EXERCISE DESCRIPTION
Reproduce each line from the records that holds "right".
>> Start DATA EXTRACT
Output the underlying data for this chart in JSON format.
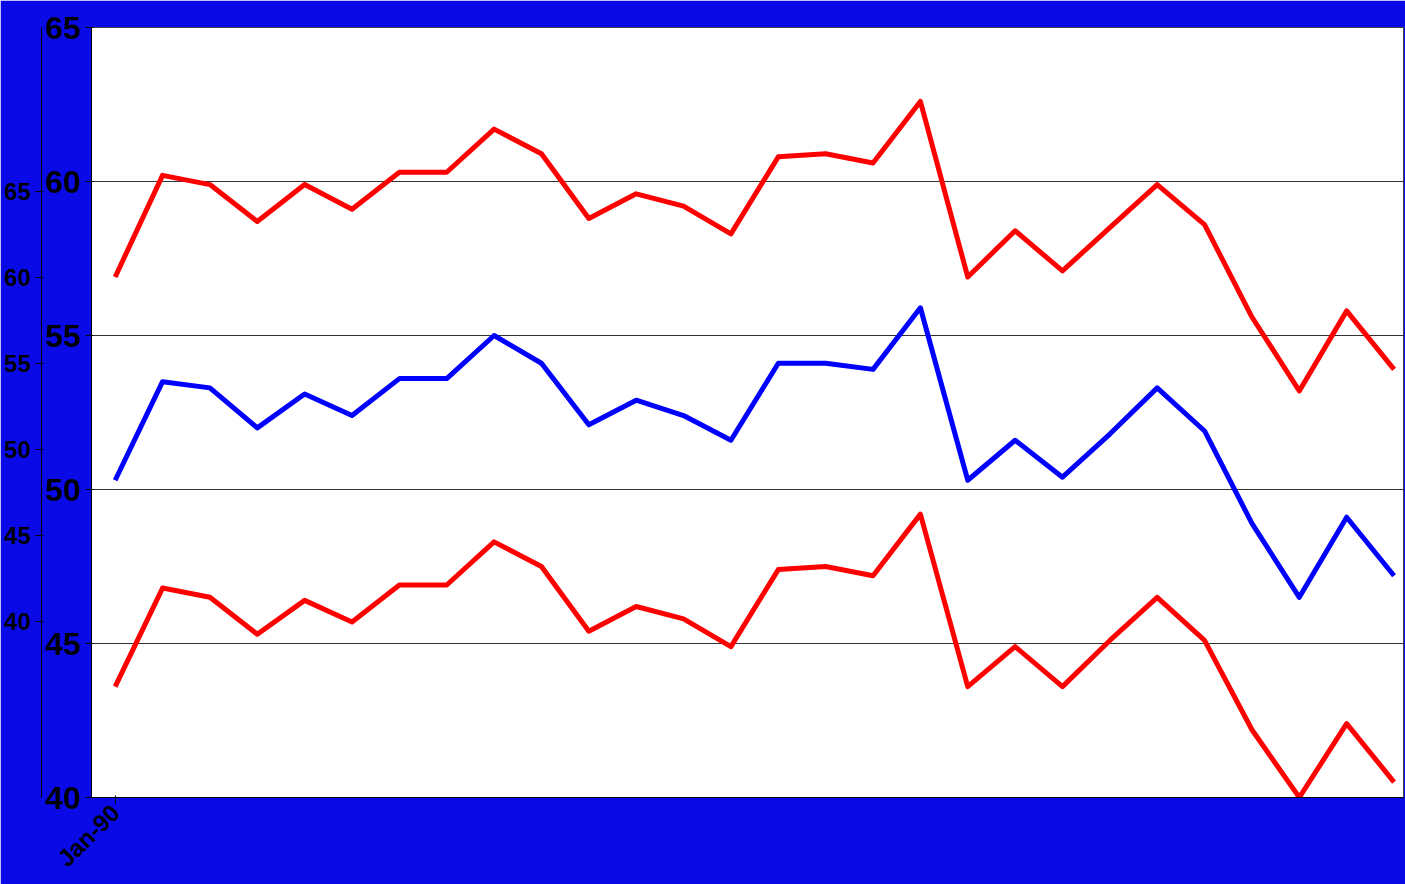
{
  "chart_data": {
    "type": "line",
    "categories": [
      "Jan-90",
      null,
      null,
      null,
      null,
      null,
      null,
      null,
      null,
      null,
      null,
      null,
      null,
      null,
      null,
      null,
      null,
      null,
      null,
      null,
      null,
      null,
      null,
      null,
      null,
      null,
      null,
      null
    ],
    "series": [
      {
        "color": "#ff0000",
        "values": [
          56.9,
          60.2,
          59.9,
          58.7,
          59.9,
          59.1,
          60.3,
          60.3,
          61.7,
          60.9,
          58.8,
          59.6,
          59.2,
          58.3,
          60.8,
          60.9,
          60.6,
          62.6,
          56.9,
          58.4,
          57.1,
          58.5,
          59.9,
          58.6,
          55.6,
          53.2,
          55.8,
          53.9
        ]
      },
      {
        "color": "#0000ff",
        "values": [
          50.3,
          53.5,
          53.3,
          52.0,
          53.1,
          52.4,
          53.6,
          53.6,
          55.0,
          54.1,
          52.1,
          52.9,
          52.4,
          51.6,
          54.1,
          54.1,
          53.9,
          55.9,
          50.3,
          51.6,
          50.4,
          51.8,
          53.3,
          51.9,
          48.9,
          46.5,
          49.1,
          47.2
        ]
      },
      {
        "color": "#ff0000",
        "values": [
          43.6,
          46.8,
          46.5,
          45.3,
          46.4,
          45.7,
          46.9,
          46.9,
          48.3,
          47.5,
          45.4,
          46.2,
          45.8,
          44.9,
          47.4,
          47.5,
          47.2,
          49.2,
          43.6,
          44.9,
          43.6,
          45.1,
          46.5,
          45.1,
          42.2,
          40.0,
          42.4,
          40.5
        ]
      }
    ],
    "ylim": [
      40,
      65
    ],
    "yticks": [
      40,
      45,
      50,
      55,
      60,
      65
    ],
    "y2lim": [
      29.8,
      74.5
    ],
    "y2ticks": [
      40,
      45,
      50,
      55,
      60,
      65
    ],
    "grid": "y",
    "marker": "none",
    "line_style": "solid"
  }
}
>> End DATA EXTRACT
>> Start DATA EXTRACT
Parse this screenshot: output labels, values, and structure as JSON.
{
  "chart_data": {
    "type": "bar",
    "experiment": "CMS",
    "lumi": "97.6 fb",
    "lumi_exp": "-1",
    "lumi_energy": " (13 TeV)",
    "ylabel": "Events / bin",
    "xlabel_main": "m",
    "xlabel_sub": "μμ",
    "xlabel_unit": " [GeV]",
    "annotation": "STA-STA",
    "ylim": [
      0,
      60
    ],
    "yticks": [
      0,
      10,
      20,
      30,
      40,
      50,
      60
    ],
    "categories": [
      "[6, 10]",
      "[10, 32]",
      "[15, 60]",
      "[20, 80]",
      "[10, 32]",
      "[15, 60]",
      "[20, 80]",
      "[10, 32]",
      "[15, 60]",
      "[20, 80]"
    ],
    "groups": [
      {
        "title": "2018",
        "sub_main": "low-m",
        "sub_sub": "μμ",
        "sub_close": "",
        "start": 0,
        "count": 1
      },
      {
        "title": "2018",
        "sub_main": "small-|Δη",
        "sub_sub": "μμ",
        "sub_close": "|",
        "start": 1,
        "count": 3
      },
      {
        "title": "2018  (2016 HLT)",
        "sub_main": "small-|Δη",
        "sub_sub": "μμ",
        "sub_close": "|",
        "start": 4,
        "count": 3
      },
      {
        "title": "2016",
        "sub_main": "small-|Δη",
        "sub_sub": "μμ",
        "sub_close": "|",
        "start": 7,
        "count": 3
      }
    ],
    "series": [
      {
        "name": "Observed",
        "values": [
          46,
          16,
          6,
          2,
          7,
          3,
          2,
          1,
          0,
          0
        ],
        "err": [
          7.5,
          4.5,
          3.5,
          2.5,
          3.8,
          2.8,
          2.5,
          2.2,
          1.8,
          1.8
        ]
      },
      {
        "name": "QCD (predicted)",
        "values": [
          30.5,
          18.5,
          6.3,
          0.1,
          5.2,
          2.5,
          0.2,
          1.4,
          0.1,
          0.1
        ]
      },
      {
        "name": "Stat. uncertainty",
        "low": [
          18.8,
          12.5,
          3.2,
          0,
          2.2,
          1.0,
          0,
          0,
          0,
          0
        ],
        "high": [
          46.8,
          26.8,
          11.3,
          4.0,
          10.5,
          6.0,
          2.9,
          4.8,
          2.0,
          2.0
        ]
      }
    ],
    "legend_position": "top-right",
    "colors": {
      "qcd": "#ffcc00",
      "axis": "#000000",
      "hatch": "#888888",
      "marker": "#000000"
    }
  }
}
>> End DATA EXTRACT
>> Start DATA EXTRACT
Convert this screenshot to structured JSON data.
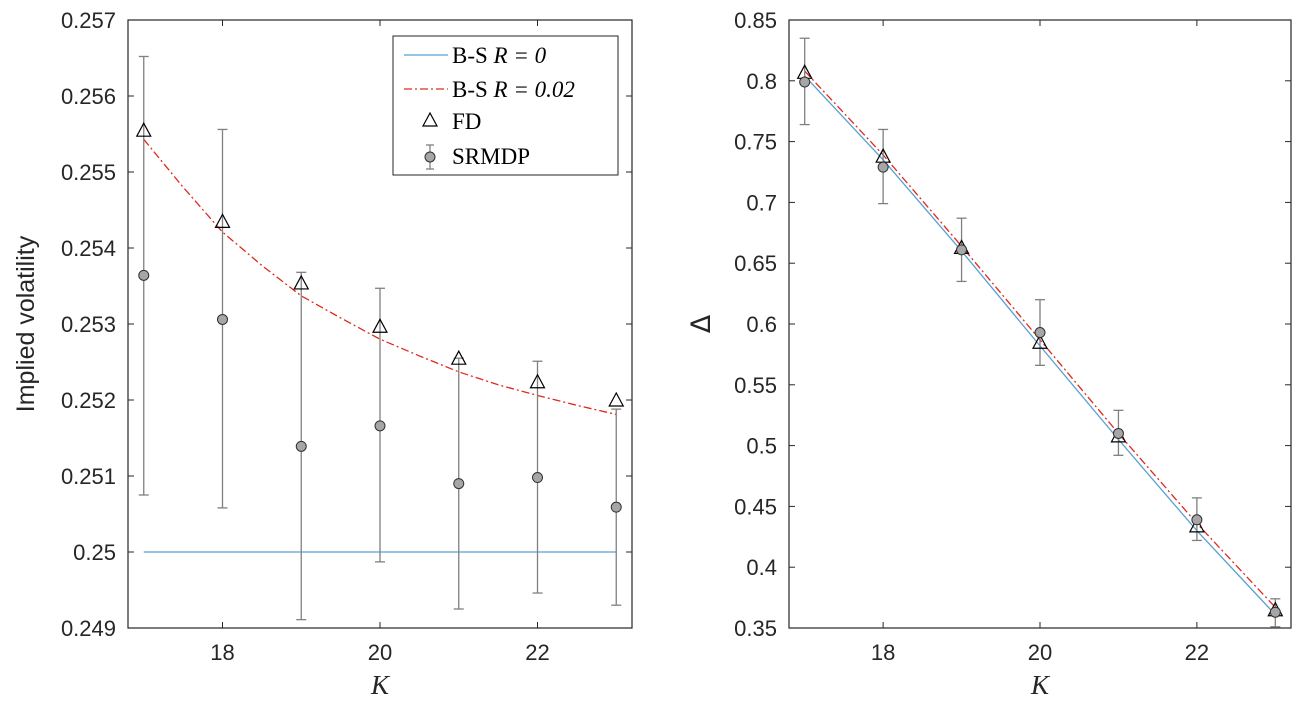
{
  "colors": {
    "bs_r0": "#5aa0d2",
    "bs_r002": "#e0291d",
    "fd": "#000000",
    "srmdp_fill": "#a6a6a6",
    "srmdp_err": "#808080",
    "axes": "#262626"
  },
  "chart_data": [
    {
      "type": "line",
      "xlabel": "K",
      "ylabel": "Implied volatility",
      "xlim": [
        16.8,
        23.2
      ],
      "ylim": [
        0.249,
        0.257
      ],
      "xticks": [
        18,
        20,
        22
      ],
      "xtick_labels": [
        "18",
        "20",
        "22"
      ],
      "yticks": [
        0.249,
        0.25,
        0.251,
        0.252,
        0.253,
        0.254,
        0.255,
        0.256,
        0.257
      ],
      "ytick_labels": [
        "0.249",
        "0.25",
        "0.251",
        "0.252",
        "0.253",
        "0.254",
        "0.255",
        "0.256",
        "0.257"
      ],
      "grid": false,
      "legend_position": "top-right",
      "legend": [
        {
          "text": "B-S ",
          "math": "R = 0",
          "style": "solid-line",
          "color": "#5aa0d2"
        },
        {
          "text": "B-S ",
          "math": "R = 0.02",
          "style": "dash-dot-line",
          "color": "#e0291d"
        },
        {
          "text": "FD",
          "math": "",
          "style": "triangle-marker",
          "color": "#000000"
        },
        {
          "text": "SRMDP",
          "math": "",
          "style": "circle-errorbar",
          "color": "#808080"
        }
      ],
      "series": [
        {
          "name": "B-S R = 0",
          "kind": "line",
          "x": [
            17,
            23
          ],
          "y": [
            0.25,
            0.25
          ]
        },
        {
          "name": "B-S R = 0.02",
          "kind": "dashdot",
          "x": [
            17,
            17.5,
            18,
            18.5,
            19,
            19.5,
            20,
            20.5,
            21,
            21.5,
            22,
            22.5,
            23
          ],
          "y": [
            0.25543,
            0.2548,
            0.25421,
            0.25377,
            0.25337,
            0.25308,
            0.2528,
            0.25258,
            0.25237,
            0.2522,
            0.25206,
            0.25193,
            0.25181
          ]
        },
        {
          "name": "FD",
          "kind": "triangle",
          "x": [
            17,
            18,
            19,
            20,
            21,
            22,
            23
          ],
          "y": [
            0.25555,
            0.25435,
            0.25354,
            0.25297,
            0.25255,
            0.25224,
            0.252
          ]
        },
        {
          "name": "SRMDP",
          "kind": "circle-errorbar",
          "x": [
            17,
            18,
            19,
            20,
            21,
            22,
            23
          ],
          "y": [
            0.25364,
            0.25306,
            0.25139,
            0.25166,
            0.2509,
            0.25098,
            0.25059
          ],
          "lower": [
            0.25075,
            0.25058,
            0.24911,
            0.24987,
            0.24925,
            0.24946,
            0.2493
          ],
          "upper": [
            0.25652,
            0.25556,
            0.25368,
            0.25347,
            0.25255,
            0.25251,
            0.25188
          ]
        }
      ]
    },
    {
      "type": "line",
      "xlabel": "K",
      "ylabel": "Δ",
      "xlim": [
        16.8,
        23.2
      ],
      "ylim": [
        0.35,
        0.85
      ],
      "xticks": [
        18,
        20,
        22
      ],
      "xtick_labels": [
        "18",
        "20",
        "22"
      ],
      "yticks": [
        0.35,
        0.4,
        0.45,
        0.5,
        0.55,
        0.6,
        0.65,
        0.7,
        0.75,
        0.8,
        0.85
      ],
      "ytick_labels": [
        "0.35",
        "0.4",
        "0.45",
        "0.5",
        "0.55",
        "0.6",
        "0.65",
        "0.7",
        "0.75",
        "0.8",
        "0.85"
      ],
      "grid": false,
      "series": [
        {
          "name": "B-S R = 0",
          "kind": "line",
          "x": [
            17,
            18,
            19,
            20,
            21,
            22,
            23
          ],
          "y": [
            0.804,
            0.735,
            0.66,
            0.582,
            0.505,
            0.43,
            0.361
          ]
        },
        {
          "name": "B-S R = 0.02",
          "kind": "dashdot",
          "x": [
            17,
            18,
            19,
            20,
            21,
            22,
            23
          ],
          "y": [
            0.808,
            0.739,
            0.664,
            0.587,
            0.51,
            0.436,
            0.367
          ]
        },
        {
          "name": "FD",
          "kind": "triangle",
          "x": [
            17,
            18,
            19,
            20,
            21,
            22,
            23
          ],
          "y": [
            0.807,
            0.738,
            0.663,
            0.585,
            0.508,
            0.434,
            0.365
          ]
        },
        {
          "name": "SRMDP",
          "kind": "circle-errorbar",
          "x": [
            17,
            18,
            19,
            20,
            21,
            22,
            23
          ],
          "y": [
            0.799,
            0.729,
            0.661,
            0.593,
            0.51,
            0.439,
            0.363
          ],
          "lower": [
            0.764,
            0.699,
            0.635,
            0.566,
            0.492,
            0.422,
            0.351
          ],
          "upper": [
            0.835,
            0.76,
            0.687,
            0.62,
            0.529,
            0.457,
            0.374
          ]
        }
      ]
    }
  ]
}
>> End DATA EXTRACT
OUTPUT OF THE TASK
    "legend_position": "top-right",
      "legend_position": "top-right",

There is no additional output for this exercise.